* **Goal of the exercise**: Copy out the data below as written; omit any images.

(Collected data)

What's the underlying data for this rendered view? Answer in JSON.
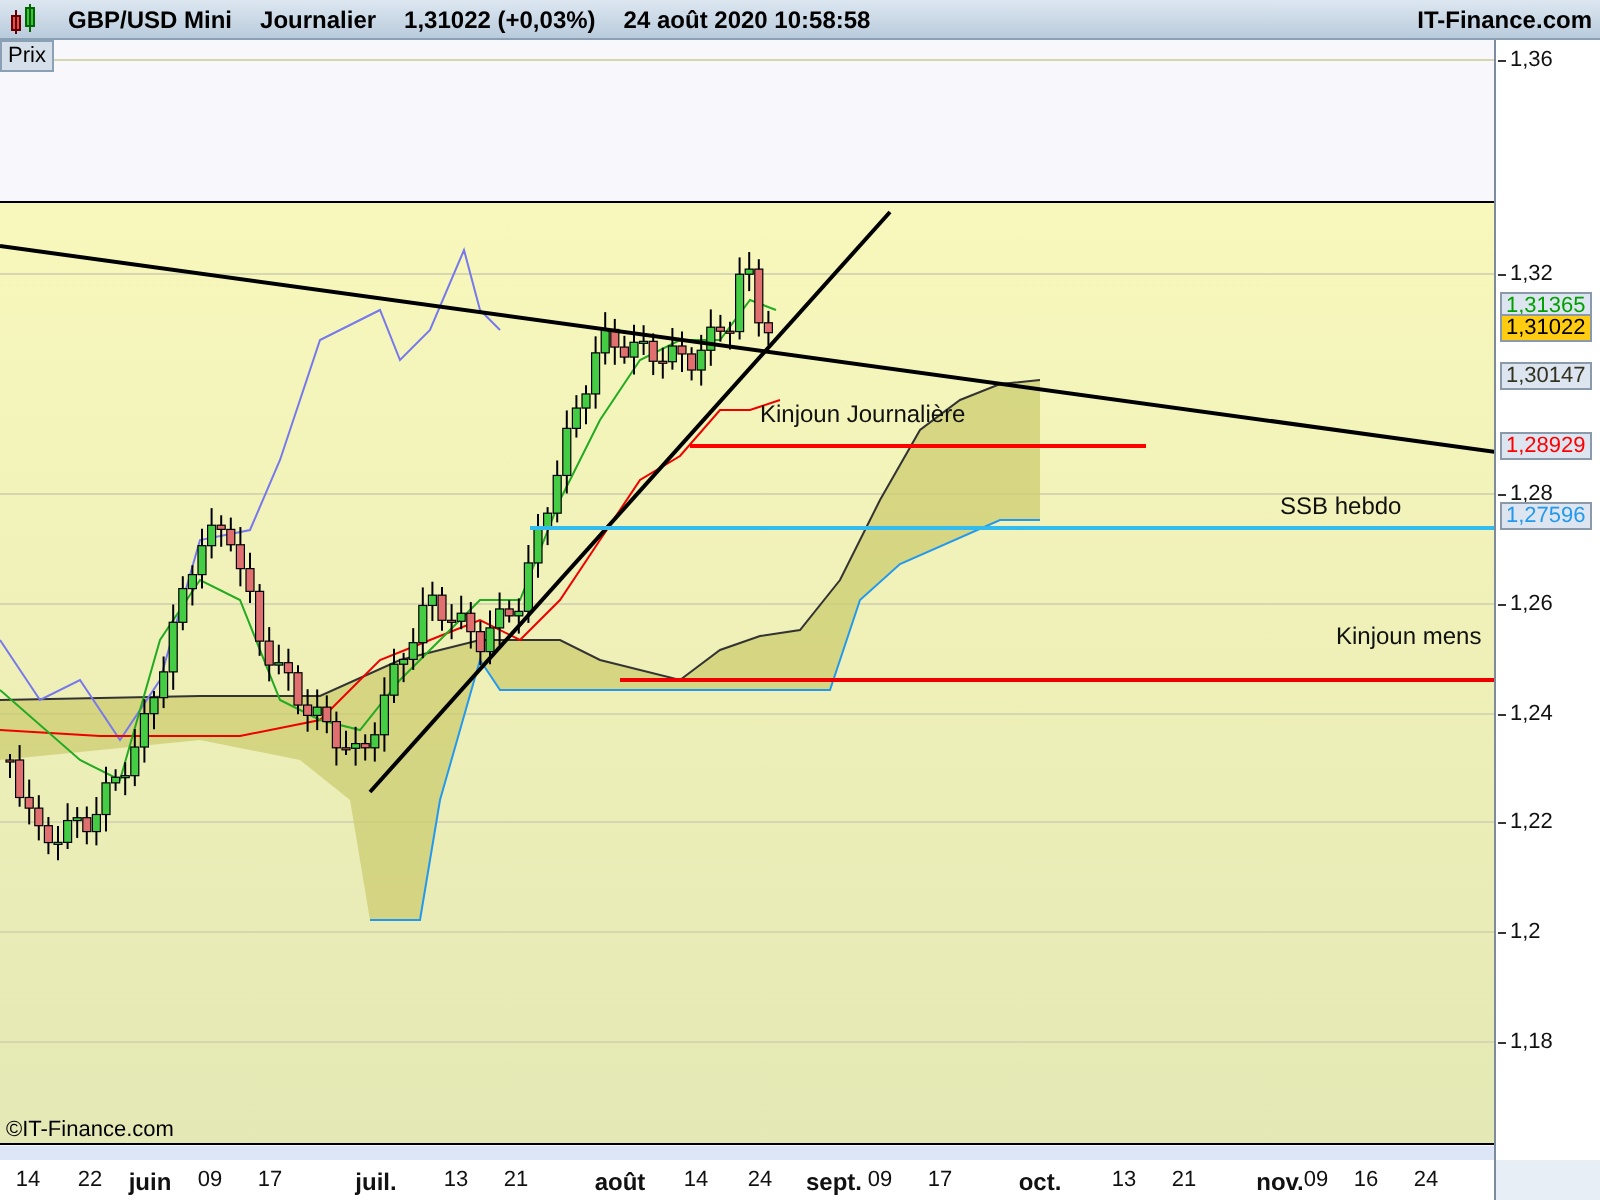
{
  "header": {
    "symbol": "GBP/USD Mini",
    "period": "Journalier",
    "quote": "1,31022 (+0,03%)",
    "datetime": "24 août 2020 10:58:58",
    "brand": "IT-Finance.com"
  },
  "panel": {
    "label": "Prix",
    "watermark": "©IT-Finance.com"
  },
  "levels": [
    {
      "label": "Kinjoun Journalière",
      "color": "#ff0000"
    },
    {
      "label": "SSB hebdo",
      "color": "#33bbee"
    },
    {
      "label": "Kinjoun mens",
      "color": "#ee0000"
    }
  ],
  "y_axis": [
    "1,36",
    "1,32",
    "1,28",
    "1,26",
    "1,24",
    "1,22",
    "1,2",
    "1,18"
  ],
  "price_tags": [
    {
      "label": "1,31365",
      "color": "#00a000",
      "current": false
    },
    {
      "label": "1,31022",
      "color": "#ffcc11",
      "current": true
    },
    {
      "label": "1,30147",
      "color": "#333322",
      "current": false
    },
    {
      "label": "1,28929",
      "color": "#ff0000",
      "current": false
    },
    {
      "label": "1,27596",
      "color": "#2299ee",
      "current": false
    }
  ],
  "x_axis": [
    {
      "label": "14",
      "kind": "day"
    },
    {
      "label": "22",
      "kind": "day"
    },
    {
      "label": "juin",
      "kind": "month"
    },
    {
      "label": "09",
      "kind": "day"
    },
    {
      "label": "17",
      "kind": "day"
    },
    {
      "label": "juil.",
      "kind": "month"
    },
    {
      "label": "13",
      "kind": "day"
    },
    {
      "label": "21",
      "kind": "day"
    },
    {
      "label": "août",
      "kind": "month"
    },
    {
      "label": "14",
      "kind": "day"
    },
    {
      "label": "24",
      "kind": "day"
    },
    {
      "label": "sept.",
      "kind": "month"
    },
    {
      "label": "09",
      "kind": "day"
    },
    {
      "label": "17",
      "kind": "day"
    },
    {
      "label": "oct.",
      "kind": "month"
    },
    {
      "label": "13",
      "kind": "day"
    },
    {
      "label": "21",
      "kind": "day"
    },
    {
      "label": "nov.",
      "kind": "month"
    },
    {
      "label": "09",
      "kind": "day"
    },
    {
      "label": "16",
      "kind": "day"
    },
    {
      "label": "24",
      "kind": "day"
    }
  ]
}
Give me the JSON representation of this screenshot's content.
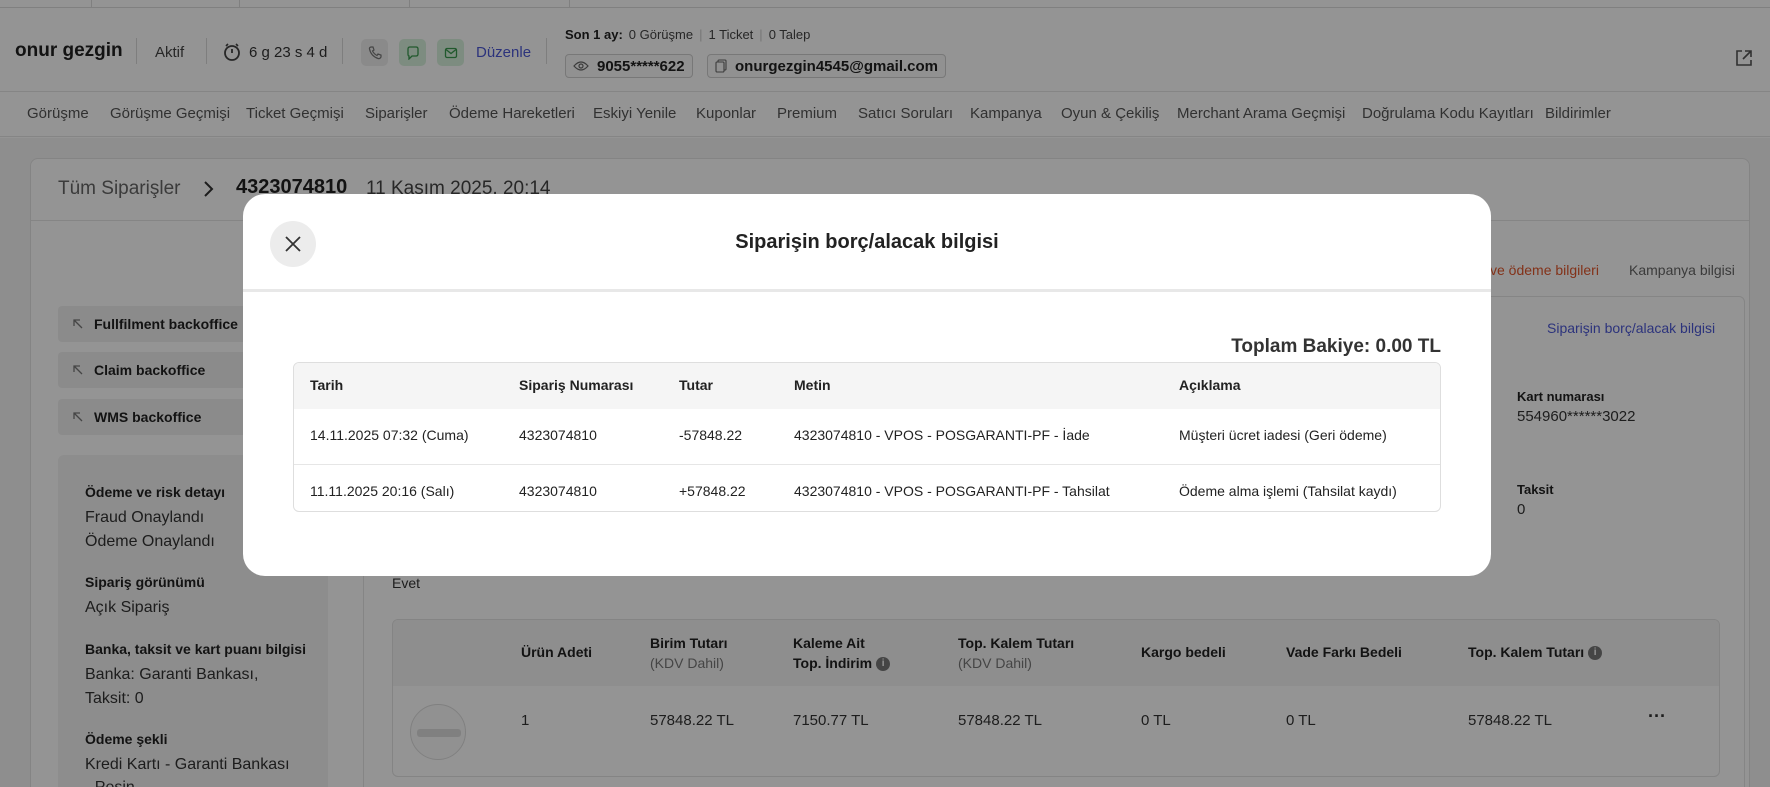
{
  "header": {
    "customer_name": "onur gezgin",
    "status": "Aktif",
    "duration": "6 g 23 s 4 d",
    "edit_label": "Düzenle",
    "last_month_label": "Son 1 ay:",
    "last_month_stats": [
      "0 Görüşme",
      "1 Ticket",
      "0 Talep"
    ],
    "phone": "9055*****622",
    "email": "onurgezgin4545@gmail.com"
  },
  "tabs": [
    "Görüşme",
    "Görüşme Geçmişi",
    "Ticket Geçmişi",
    "Siparişler",
    "Ödeme Hareketleri",
    "Eskiyi Yenile",
    "Kuponlar",
    "Premium",
    "Satıcı Soruları",
    "Kampanya",
    "Oyun & Çekiliş",
    "Merchant Arama Geçmişi",
    "Doğrulama Kodu Kayıtları",
    "Bildirimler"
  ],
  "breadcrumb": {
    "all_orders": "Tüm Siparişler",
    "order_id": "4323074810",
    "order_date": "11 Kasım 2025, 20:14"
  },
  "side_buttons": [
    "Fullfilment backoffice",
    "Claim backoffice",
    "WMS backoffice"
  ],
  "side_panel": [
    {
      "heading": "Ödeme ve risk detayı",
      "values": [
        "Fraud Onaylandı",
        "Ödeme Onaylandı"
      ]
    },
    {
      "heading": "Sipariş görünümü",
      "values": [
        "Açık Sipariş"
      ]
    },
    {
      "heading": "Banka, taksit ve kart puanı bilgisi",
      "values": [
        "Banka: Garanti Bankası,",
        "Taksit: 0"
      ]
    },
    {
      "heading": "Ödeme şekli",
      "values": [
        "Kredi Kartı - Garanti Bankası",
        "- Peşin"
      ]
    }
  ],
  "right": {
    "payment_tab": "ve ödeme bilgileri",
    "campaign_tab": "Kampanya bilgisi",
    "debt_link": "Siparişin borç/alacak bilgisi",
    "card_label": "Kart numarası",
    "card_value": "554960******3022",
    "taksit_label": "Taksit",
    "taksit_value": "0",
    "evet": "Evet"
  },
  "product_table": {
    "headers": [
      {
        "main": "Ürün Adeti",
        "sub": ""
      },
      {
        "main": "Birim Tutarı",
        "sub": "(KDV Dahil)"
      },
      {
        "main": "Kaleme Ait",
        "sub": "Top. İndirim"
      },
      {
        "main": "Top. Kalem Tutarı",
        "sub": "(KDV Dahil)"
      },
      {
        "main": "Kargo bedeli",
        "sub": ""
      },
      {
        "main": "Vade Farkı Bedeli",
        "sub": ""
      },
      {
        "main": "Top. Kalem Tutarı",
        "sub": ""
      }
    ],
    "row": [
      "1",
      "57848.22 TL",
      "7150.77 TL",
      "57848.22 TL",
      "0 TL",
      "0 TL",
      "57848.22 TL"
    ],
    "more": "···"
  },
  "modal": {
    "title": "Siparişin borç/alacak bilgisi",
    "balance": "Toplam Bakiye: 0.00 TL",
    "columns": [
      "Tarih",
      "Sipariş Numarası",
      "Tutar",
      "Metin",
      "Açıklama"
    ],
    "rows": [
      [
        "14.11.2025 07:32 (Cuma)",
        "4323074810",
        "-57848.22",
        "4323074810 - VPOS - POSGARANTI-PF - İade",
        "Müşteri ücret iadesi (Geri ödeme)"
      ],
      [
        "11.11.2025 20:16 (Salı)",
        "4323074810",
        "+57848.22",
        "4323074810 - VPOS - POSGARANTI-PF - Tahsilat",
        "Ödeme alma işlemi (Tahsilat kaydı)"
      ]
    ]
  }
}
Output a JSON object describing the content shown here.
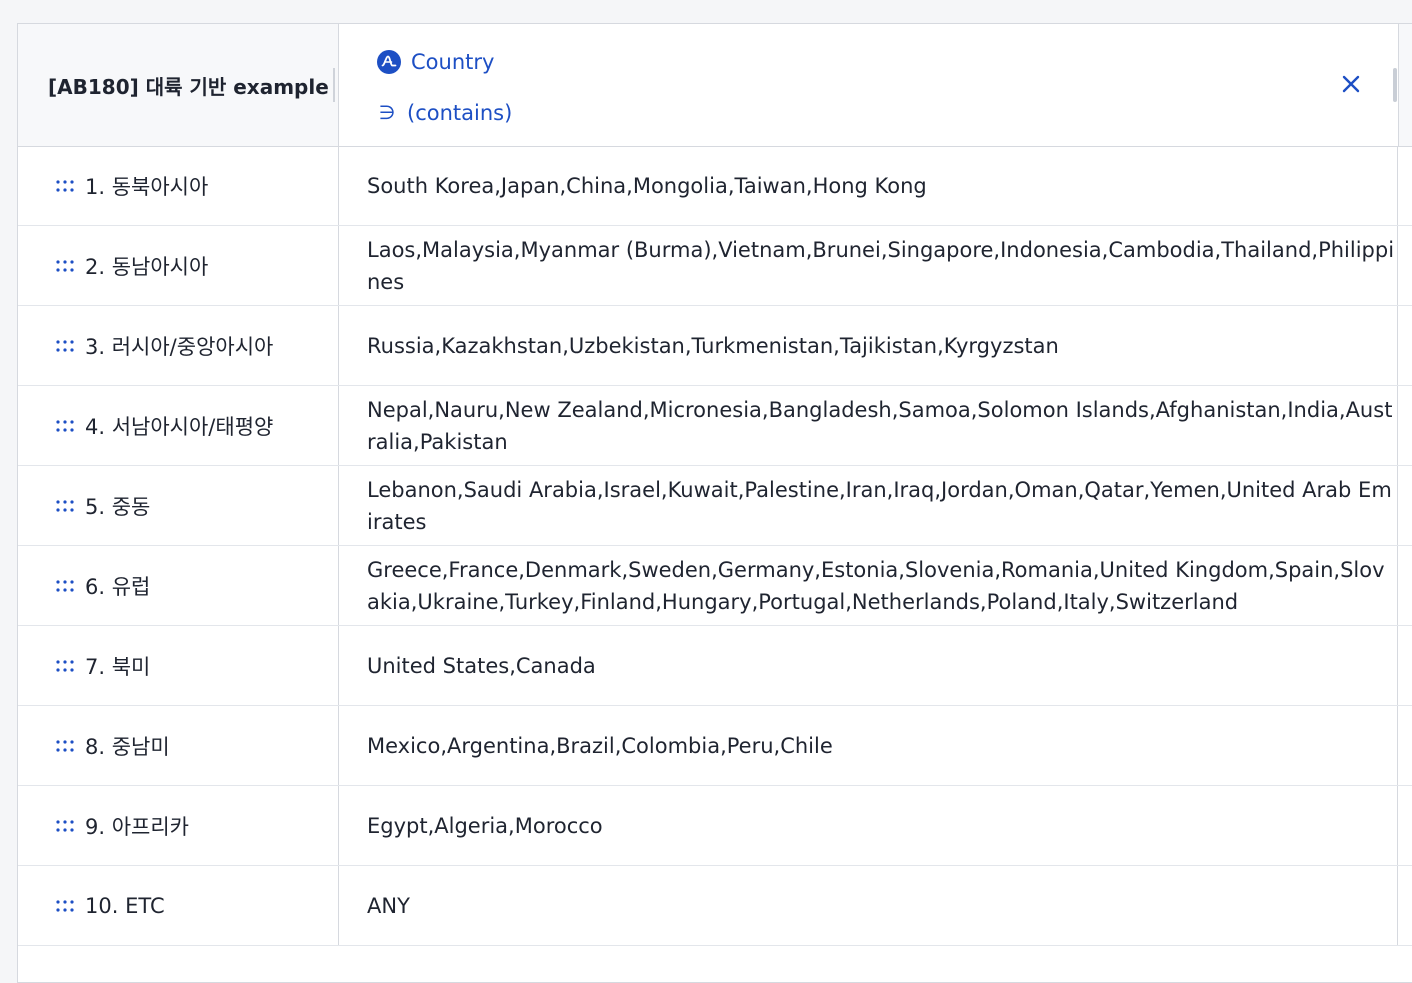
{
  "header": {
    "title": "[AB180] 대륙 기반 example",
    "property_label": "Country",
    "property_icon": "amplitude-icon",
    "operator_label": "(contains)",
    "operator_icon": "contains-icon",
    "close_icon": "close-icon"
  },
  "accent_color": "#1d4fc4",
  "rows": [
    {
      "label": "1. 동북아시아",
      "value": "South Korea,Japan,China,Mongolia,Taiwan,Hong Kong"
    },
    {
      "label": "2. 동남아시아",
      "value": "Laos,Malaysia,Myanmar (Burma),Vietnam,Brunei,Singapore,Indonesia,Cambodia,Thailand,Philippines"
    },
    {
      "label": "3. 러시아/중앙아시아",
      "value": "Russia,Kazakhstan,Uzbekistan,Turkmenistan,Tajikistan,Kyrgyzstan"
    },
    {
      "label": "4. 서남아시아/태평양",
      "value": "Nepal,Nauru,New Zealand,Micronesia,Bangladesh,Samoa,Solomon Islands,Afghanistan,India,Australia,Pakistan"
    },
    {
      "label": "5. 중동",
      "value": "Lebanon,Saudi Arabia,Israel,Kuwait,Palestine,Iran,Iraq,Jordan,Oman,Qatar,Yemen,United Arab Emirates"
    },
    {
      "label": "6. 유럽",
      "value": "Greece,France,Denmark,Sweden,Germany,Estonia,Slovenia,Romania,United Kingdom,Spain,Slovakia,Ukraine,Turkey,Finland,Hungary,Portugal,Netherlands,Poland,Italy,Switzerland"
    },
    {
      "label": "7. 북미",
      "value": "United States,Canada"
    },
    {
      "label": "8. 중남미",
      "value": "Mexico,Argentina,Brazil,Colombia,Peru,Chile"
    },
    {
      "label": "9. 아프리카",
      "value": "Egypt,Algeria,Morocco"
    },
    {
      "label": "10. ETC",
      "value": "ANY"
    }
  ]
}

* **Written solution**:
What's the underlying data for this rendered view? Answer in JSON.
{
  "header": {
    "symbol": "GBP/USD Mini",
    "period": "Journalier",
    "quote": "1,31022 (+0,03%)",
    "datetime": "24 août 2020 10:58:58",
    "brand": "IT-Finance.com"
  },
  "panel": {
    "label": "Prix",
    "watermark": "©IT-Finance.com"
  },
  "levels": [
    {
      "label": "Kinjoun Journalière",
      "color": "#ff0000"
    },
    {
      "label": "SSB hebdo",
      "color": "#33bbee"
    },
    {
      "label": "Kinjoun mens",
      "color": "#ee0000"
    }
  ],
  "y_axis": [
    "1,36",
    "1,32",
    "1,28",
    "1,26",
    "1,24",
    "1,22",
    "1,2",
    "1,18"
  ],
  "price_tags": [
    {
      "label": "1,31365",
      "color": "#00a000",
      "current": false
    },
    {
      "label": "1,31022",
      "color": "#ffcc11",
      "current": true
    },
    {
      "label": "1,30147",
      "color": "#333322",
      "current": false
    },
    {
      "label": "1,28929",
      "color": "#ff0000",
      "current": false
    },
    {
      "label": "1,27596",
      "color": "#2299ee",
      "current": false
    }
  ],
  "x_axis": [
    {
      "label": "14",
      "kind": "day"
    },
    {
      "label": "22",
      "kind": "day"
    },
    {
      "label": "juin",
      "kind": "month"
    },
    {
      "label": "09",
      "kind": "day"
    },
    {
      "label": "17",
      "kind": "day"
    },
    {
      "label": "juil.",
      "kind": "month"
    },
    {
      "label": "13",
      "kind": "day"
    },
    {
      "label": "21",
      "kind": "day"
    },
    {
      "label": "août",
      "kind": "month"
    },
    {
      "label": "14",
      "kind": "day"
    },
    {
      "label": "24",
      "kind": "day"
    },
    {
      "label": "sept.",
      "kind": "month"
    },
    {
      "label": "09",
      "kind": "day"
    },
    {
      "label": "17",
      "kind": "day"
    },
    {
      "label": "oct.",
      "kind": "month"
    },
    {
      "label": "13",
      "kind": "day"
    },
    {
      "label": "21",
      "kind": "day"
    },
    {
      "label": "nov.",
      "kind": "month"
    },
    {
      "label": "09",
      "kind": "day"
    },
    {
      "label": "16",
      "kind": "day"
    },
    {
      "label": "24",
      "kind": "day"
    }
  ]
}
Give me the JSON representation of this screenshot's content.
{
  "header": {
    "customer_name": "onur gezgin",
    "status": "Aktif",
    "duration": "6 g 23 s 4 d",
    "edit_label": "Düzenle",
    "last_month_label": "Son 1 ay:",
    "last_month_stats": [
      "0 Görüşme",
      "1 Ticket",
      "0 Talep"
    ],
    "phone": "9055*****622",
    "email": "onurgezgin4545@gmail.com"
  },
  "tabs": [
    "Görüşme",
    "Görüşme Geçmişi",
    "Ticket Geçmişi",
    "Siparişler",
    "Ödeme Hareketleri",
    "Eskiyi Yenile",
    "Kuponlar",
    "Premium",
    "Satıcı Soruları",
    "Kampanya",
    "Oyun & Çekiliş",
    "Merchant Arama Geçmişi",
    "Doğrulama Kodu Kayıtları",
    "Bildirimler"
  ],
  "breadcrumb": {
    "all_orders": "Tüm Siparişler",
    "order_id": "4323074810",
    "order_date": "11 Kasım 2025, 20:14"
  },
  "side_buttons": [
    "Fullfilment backoffice",
    "Claim backoffice",
    "WMS backoffice"
  ],
  "side_panel": [
    {
      "heading": "Ödeme ve risk detayı",
      "values": [
        "Fraud Onaylandı",
        "Ödeme Onaylandı"
      ]
    },
    {
      "heading": "Sipariş görünümü",
      "values": [
        "Açık Sipariş"
      ]
    },
    {
      "heading": "Banka, taksit ve kart puanı bilgisi",
      "values": [
        "Banka: Garanti Bankası,",
        "Taksit: 0"
      ]
    },
    {
      "heading": "Ödeme şekli",
      "values": [
        "Kredi Kartı - Garanti Bankası",
        "- Peşin"
      ]
    }
  ],
  "right": {
    "payment_tab": "ve ödeme bilgileri",
    "campaign_tab": "Kampanya bilgisi",
    "debt_link": "Siparişin borç/alacak bilgisi",
    "card_label": "Kart numarası",
    "card_value": "554960******3022",
    "taksit_label": "Taksit",
    "taksit_value": "0",
    "evet": "Evet"
  },
  "product_table": {
    "headers": [
      {
        "main": "Ürün Adeti",
        "sub": ""
      },
      {
        "main": "Birim Tutarı",
        "sub": "(KDV Dahil)"
      },
      {
        "main": "Kaleme Ait",
        "sub": "Top. İndirim"
      },
      {
        "main": "Top. Kalem Tutarı",
        "sub": "(KDV Dahil)"
      },
      {
        "main": "Kargo bedeli",
        "sub": ""
      },
      {
        "main": "Vade Farkı Bedeli",
        "sub": ""
      },
      {
        "main": "Top. Kalem Tutarı",
        "sub": ""
      }
    ],
    "row": [
      "1",
      "57848.22 TL",
      "7150.77 TL",
      "57848.22 TL",
      "0 TL",
      "0 TL",
      "57848.22 TL"
    ],
    "more": "···"
  },
  "modal": {
    "title": "Siparişin borç/alacak bilgisi",
    "balance": "Toplam Bakiye: 0.00 TL",
    "columns": [
      "Tarih",
      "Sipariş Numarası",
      "Tutar",
      "Metin",
      "Açıklama"
    ],
    "rows": [
      [
        "14.11.2025 07:32 (Cuma)",
        "4323074810",
        "-57848.22",
        "4323074810 - VPOS - POSGARANTI-PF - İade",
        "Müşteri ücret iadesi (Geri ödeme)"
      ],
      [
        "11.11.2025 20:16 (Salı)",
        "4323074810",
        "+57848.22",
        "4323074810 - VPOS - POSGARANTI-PF - Tahsilat",
        "Ödeme alma işlemi (Tahsilat kaydı)"
      ]
    ]
  }
}
Output a JSON object describing the content shown here.
{
  "header": {
    "title": "[AB180] 대륙 기반 example",
    "property_label": "Country",
    "property_icon": "amplitude-icon",
    "operator_label": "(contains)",
    "operator_icon": "contains-icon",
    "close_icon": "close-icon"
  },
  "accent_color": "#1d4fc4",
  "rows": [
    {
      "label": "1. 동북아시아",
      "value": "South Korea,Japan,China,Mongolia,Taiwan,Hong Kong"
    },
    {
      "label": "2. 동남아시아",
      "value": "Laos,Malaysia,Myanmar (Burma),Vietnam,Brunei,Singapore,Indonesia,Cambodia,Thailand,Philippines"
    },
    {
      "label": "3. 러시아/중앙아시아",
      "value": "Russia,Kazakhstan,Uzbekistan,Turkmenistan,Tajikistan,Kyrgyzstan"
    },
    {
      "label": "4. 서남아시아/태평양",
      "value": "Nepal,Nauru,New Zealand,Micronesia,Bangladesh,Samoa,Solomon Islands,Afghanistan,India,Australia,Pakistan"
    },
    {
      "label": "5. 중동",
      "value": "Lebanon,Saudi Arabia,Israel,Kuwait,Palestine,Iran,Iraq,Jordan,Oman,Qatar,Yemen,United Arab Emirates"
    },
    {
      "label": "6. 유럽",
      "value": "Greece,France,Denmark,Sweden,Germany,Estonia,Slovenia,Romania,United Kingdom,Spain,Slovakia,Ukraine,Turkey,Finland,Hungary,Portugal,Netherlands,Poland,Italy,Switzerland"
    },
    {
      "label": "7. 북미",
      "value": "United States,Canada"
    },
    {
      "label": "8. 중남미",
      "value": "Mexico,Argentina,Brazil,Colombia,Peru,Chile"
    },
    {
      "label": "9. 아프리카",
      "value": "Egypt,Algeria,Morocco"
    },
    {
      "label": "10. ETC",
      "value": "ANY"
    }
  ]
}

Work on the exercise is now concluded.